*** GIVEN INFORMATION

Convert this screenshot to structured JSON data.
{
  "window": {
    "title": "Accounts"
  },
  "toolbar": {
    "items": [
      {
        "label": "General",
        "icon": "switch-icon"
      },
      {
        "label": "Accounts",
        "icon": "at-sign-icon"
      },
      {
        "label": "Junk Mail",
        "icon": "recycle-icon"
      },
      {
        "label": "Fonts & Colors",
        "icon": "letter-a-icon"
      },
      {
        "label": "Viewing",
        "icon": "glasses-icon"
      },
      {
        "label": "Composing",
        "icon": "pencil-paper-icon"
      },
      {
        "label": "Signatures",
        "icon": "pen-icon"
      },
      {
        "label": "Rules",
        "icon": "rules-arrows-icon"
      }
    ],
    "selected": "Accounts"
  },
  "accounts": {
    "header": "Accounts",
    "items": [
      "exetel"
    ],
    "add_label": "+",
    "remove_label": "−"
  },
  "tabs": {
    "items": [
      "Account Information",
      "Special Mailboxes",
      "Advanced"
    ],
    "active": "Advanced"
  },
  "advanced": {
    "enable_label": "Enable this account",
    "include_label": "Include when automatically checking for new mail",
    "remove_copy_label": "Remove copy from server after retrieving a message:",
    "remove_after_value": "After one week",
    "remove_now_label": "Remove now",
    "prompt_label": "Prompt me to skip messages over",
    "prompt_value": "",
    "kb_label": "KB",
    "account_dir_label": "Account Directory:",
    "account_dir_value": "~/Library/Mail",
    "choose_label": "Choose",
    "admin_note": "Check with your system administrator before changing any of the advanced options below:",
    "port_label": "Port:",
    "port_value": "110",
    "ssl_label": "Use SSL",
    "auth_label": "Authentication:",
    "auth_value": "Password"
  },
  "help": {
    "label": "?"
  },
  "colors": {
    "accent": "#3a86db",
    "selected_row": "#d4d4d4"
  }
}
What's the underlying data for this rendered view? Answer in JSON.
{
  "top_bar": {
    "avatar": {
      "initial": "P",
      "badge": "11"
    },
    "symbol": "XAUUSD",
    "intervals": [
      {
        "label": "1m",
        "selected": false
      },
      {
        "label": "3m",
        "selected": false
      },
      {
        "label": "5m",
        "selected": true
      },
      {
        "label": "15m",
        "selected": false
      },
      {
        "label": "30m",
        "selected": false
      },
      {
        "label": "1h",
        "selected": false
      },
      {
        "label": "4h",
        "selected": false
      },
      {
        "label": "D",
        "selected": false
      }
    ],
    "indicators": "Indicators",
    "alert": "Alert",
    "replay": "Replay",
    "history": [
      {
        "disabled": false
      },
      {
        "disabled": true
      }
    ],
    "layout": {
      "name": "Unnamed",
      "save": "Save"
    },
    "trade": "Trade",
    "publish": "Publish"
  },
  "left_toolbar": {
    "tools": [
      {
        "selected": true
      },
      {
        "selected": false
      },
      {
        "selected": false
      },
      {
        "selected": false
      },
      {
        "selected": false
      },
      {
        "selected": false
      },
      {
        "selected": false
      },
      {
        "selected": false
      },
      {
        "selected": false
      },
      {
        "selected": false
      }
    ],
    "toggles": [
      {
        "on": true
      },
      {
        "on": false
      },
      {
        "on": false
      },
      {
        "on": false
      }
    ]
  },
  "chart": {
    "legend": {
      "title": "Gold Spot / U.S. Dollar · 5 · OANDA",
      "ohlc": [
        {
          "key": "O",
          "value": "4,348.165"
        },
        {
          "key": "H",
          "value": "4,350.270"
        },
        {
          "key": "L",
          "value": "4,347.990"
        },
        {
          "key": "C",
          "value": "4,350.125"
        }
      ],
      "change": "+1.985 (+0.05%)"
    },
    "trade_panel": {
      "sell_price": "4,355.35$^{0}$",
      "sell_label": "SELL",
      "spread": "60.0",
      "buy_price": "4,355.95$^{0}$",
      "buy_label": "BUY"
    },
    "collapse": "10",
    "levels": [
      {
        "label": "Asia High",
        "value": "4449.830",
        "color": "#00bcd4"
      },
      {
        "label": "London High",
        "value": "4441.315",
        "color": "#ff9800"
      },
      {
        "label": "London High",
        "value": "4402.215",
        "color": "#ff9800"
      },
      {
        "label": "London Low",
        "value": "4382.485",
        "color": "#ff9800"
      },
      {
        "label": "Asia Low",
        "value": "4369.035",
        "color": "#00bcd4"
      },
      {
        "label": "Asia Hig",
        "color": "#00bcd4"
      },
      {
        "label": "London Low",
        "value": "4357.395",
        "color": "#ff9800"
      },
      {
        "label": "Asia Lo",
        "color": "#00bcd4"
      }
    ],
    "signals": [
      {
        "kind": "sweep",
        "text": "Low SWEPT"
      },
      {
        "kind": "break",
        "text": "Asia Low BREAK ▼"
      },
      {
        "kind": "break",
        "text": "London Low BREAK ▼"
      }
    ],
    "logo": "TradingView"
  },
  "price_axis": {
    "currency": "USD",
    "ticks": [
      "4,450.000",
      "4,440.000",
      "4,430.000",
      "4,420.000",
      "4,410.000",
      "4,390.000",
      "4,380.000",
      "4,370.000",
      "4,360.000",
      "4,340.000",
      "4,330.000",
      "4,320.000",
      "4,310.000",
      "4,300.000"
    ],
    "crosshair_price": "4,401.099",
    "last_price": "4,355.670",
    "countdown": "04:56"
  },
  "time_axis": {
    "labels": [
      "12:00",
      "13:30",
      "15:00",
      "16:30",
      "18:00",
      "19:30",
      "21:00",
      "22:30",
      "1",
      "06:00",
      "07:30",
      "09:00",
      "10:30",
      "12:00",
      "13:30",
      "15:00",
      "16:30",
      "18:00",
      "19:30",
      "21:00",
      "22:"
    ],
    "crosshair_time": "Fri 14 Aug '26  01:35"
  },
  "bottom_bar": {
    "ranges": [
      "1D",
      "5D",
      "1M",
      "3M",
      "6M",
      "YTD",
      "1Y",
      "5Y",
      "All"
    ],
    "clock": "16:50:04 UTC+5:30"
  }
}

******

:: WORK INSTRUCTIONS ::
Make an exact copy of the material above.

:: EXPECTED ANSWER ::
Convert this screenshot to structured JSON data.
{
  "window": {
    "title": "Accounts"
  },
  "toolbar": {
    "items": [
      {
        "label": "General",
        "icon": "switch-icon"
      },
      {
        "label": "Accounts",
        "icon": "at-sign-icon"
      },
      {
        "label": "Junk Mail",
        "icon": "recycle-icon"
      },
      {
        "label": "Fonts & Colors",
        "icon": "letter-a-icon"
      },
      {
        "label": "Viewing",
        "icon": "glasses-icon"
      },
      {
        "label": "Composing",
        "icon": "pencil-paper-icon"
      },
      {
        "label": "Signatures",
        "icon": "pen-icon"
      },
      {
        "label": "Rules",
        "icon": "rules-arrows-icon"
      }
    ],
    "selected": "Accounts"
  },
  "accounts": {
    "header": "Accounts",
    "items": [
      "exetel"
    ],
    "add_label": "+",
    "remove_label": "−"
  },
  "tabs": {
    "items": [
      "Account Information",
      "Special Mailboxes",
      "Advanced"
    ],
    "active": "Advanced"
  },
  "advanced": {
    "enable_label": "Enable this account",
    "include_label": "Include when automatically checking for new mail",
    "remove_copy_label": "Remove copy from server after retrieving a message:",
    "remove_after_value": "After one week",
    "remove_now_label": "Remove now",
    "prompt_label": "Prompt me to skip messages over",
    "prompt_value": "",
    "kb_label": "KB",
    "account_dir_label": "Account Directory:",
    "account_dir_value": "~/Library/Mail",
    "choose_label": "Choose",
    "admin_note": "Check with your system administrator before changing any of the advanced options below:",
    "port_label": "Port:",
    "port_value": "110",
    "ssl_label": "Use SSL",
    "auth_label": "Authentication:",
    "auth_value": "Password"
  },
  "help": {
    "label": "?"
  },
  "colors": {
    "accent": "#3a86db",
    "selected_row": "#d4d4d4"
  }
}
What's the underlying data for this rendered view? Answer in JSON.
{
  "top_bar": {
    "avatar": {
      "initial": "P",
      "badge": "11"
    },
    "symbol": "XAUUSD",
    "intervals": [
      {
        "label": "1m",
        "selected": false
      },
      {
        "label": "3m",
        "selected": false
      },
      {
        "label": "5m",
        "selected": true
      },
      {
        "label": "15m",
        "selected": false
      },
      {
        "label": "30m",
        "selected": false
      },
      {
        "label": "1h",
        "selected": false
      },
      {
        "label": "4h",
        "selected": false
      },
      {
        "label": "D",
        "selected": false
      }
    ],
    "indicators": "Indicators",
    "alert": "Alert",
    "replay": "Replay",
    "history": [
      {
        "disabled": false
      },
      {
        "disabled": true
      }
    ],
    "layout": {
      "name": "Unnamed",
      "save": "Save"
    },
    "trade": "Trade",
    "publish": "Publish"
  },
  "left_toolbar": {
    "tools": [
      {
        "selected": true
      },
      {
        "selected": false
      },
      {
        "selected": false
      },
      {
        "selected": false
      },
      {
        "selected": false
      },
      {
        "selected": false
      },
      {
        "selected": false
      },
      {
        "selected": false
      },
      {
        "selected": false
      },
      {
        "selected": false
      }
    ],
    "toggles": [
      {
        "on": true
      },
      {
        "on": false
      },
      {
        "on": false
      },
      {
        "on": false
      }
    ]
  },
  "chart": {
    "legend": {
      "title": "Gold Spot / U.S. Dollar · 5 · OANDA",
      "ohlc": [
        {
          "key": "O",
          "value": "4,348.165"
        },
        {
          "key": "H",
          "value": "4,350.270"
        },
        {
          "key": "L",
          "value": "4,347.990"
        },
        {
          "key": "C",
          "value": "4,350.125"
        }
      ],
      "change": "+1.985 (+0.05%)"
    },
    "trade_panel": {
      "sell_price": "4,355.35$^{0}$",
      "sell_label": "SELL",
      "spread": "60.0",
      "buy_price": "4,355.95$^{0}$",
      "buy_label": "BUY"
    },
    "collapse": "10",
    "levels": [
      {
        "label": "Asia High",
        "value": "4449.830",
        "color": "#00bcd4"
      },
      {
        "label": "London High",
        "value": "4441.315",
        "color": "#ff9800"
      },
      {
        "label": "London High",
        "value": "4402.215",
        "color": "#ff9800"
      },
      {
        "label": "London Low",
        "value": "4382.485",
        "color": "#ff9800"
      },
      {
        "label": "Asia Low",
        "value": "4369.035",
        "color": "#00bcd4"
      },
      {
        "label": "Asia Hig",
        "color": "#00bcd4"
      },
      {
        "label": "London Low",
        "value": "4357.395",
        "color": "#ff9800"
      },
      {
        "label": "Asia Lo",
        "color": "#00bcd4"
      }
    ],
    "signals": [
      {
        "kind": "sweep",
        "text": "Low SWEPT"
      },
      {
        "kind": "break",
        "text": "Asia Low BREAK ▼"
      },
      {
        "kind": "break",
        "text": "London Low BREAK ▼"
      }
    ],
    "logo": "TradingView"
  },
  "price_axis": {
    "currency": "USD",
    "ticks": [
      "4,450.000",
      "4,440.000",
      "4,430.000",
      "4,420.000",
      "4,410.000",
      "4,390.000",
      "4,380.000",
      "4,370.000",
      "4,360.000",
      "4,340.000",
      "4,330.000",
      "4,320.000",
      "4,310.000",
      "4,300.000"
    ],
    "crosshair_price": "4,401.099",
    "last_price": "4,355.670",
    "countdown": "04:56"
  },
  "time_axis": {
    "labels": [
      "12:00",
      "13:30",
      "15:00",
      "16:30",
      "18:00",
      "19:30",
      "21:00",
      "22:30",
      "1",
      "06:00",
      "07:30",
      "09:00",
      "10:30",
      "12:00",
      "13:30",
      "15:00",
      "16:30",
      "18:00",
      "19:30",
      "21:00",
      "22:"
    ],
    "crosshair_time": "Fri 14 Aug '26  01:35"
  },
  "bottom_bar": {
    "ranges": [
      "1D",
      "5D",
      "1M",
      "3M",
      "6M",
      "YTD",
      "1Y",
      "5Y",
      "All"
    ],
    "clock": "16:50:04 UTC+5:30"
  }
}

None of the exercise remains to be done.